▶ _STATED EXERCISE_
Which lines contain the string "Invite"? Please list every one of them.

▶ _SUPPLIED MATERIAL_
---*---

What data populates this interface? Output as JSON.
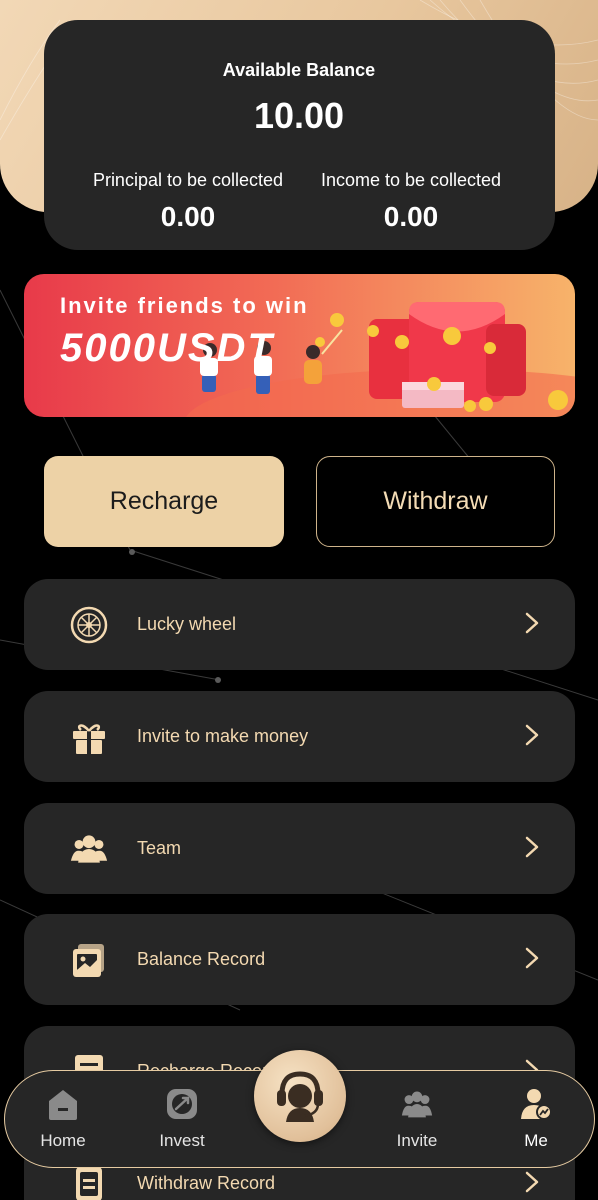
{
  "balance": {
    "title": "Available Balance",
    "value": "10.00",
    "principal_label": "Principal to be collected",
    "principal_value": "0.00",
    "income_label": "Income to be collected",
    "income_value": "0.00"
  },
  "banner": {
    "line1": "Invite friends to win",
    "line2": "5000USDT"
  },
  "actions": {
    "recharge": "Recharge",
    "withdraw": "Withdraw"
  },
  "menu": {
    "items": [
      {
        "label": "Lucky wheel",
        "icon": "wheel-icon"
      },
      {
        "label": "Invite to make money",
        "icon": "gift-icon"
      },
      {
        "label": "Team",
        "icon": "team-icon"
      },
      {
        "label": "Balance Record",
        "icon": "wallet-icon"
      },
      {
        "label": "Recharge Record",
        "icon": "document-icon"
      },
      {
        "label": "Withdraw Record",
        "icon": "clipboard-icon"
      }
    ]
  },
  "tabbar": {
    "home": "Home",
    "invest": "Invest",
    "invite": "Invite",
    "me": "Me",
    "service_icon": "customer-service-icon"
  },
  "colors": {
    "accent": "#edd2a6",
    "card": "#262626",
    "menu_text": "#f3d9b1"
  }
}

---*---

▶ _RESULT OF THE EXERCISE_
    "line1": "Invite friends to win",
        "label": "Invite to make money",
    "invite": "Invite",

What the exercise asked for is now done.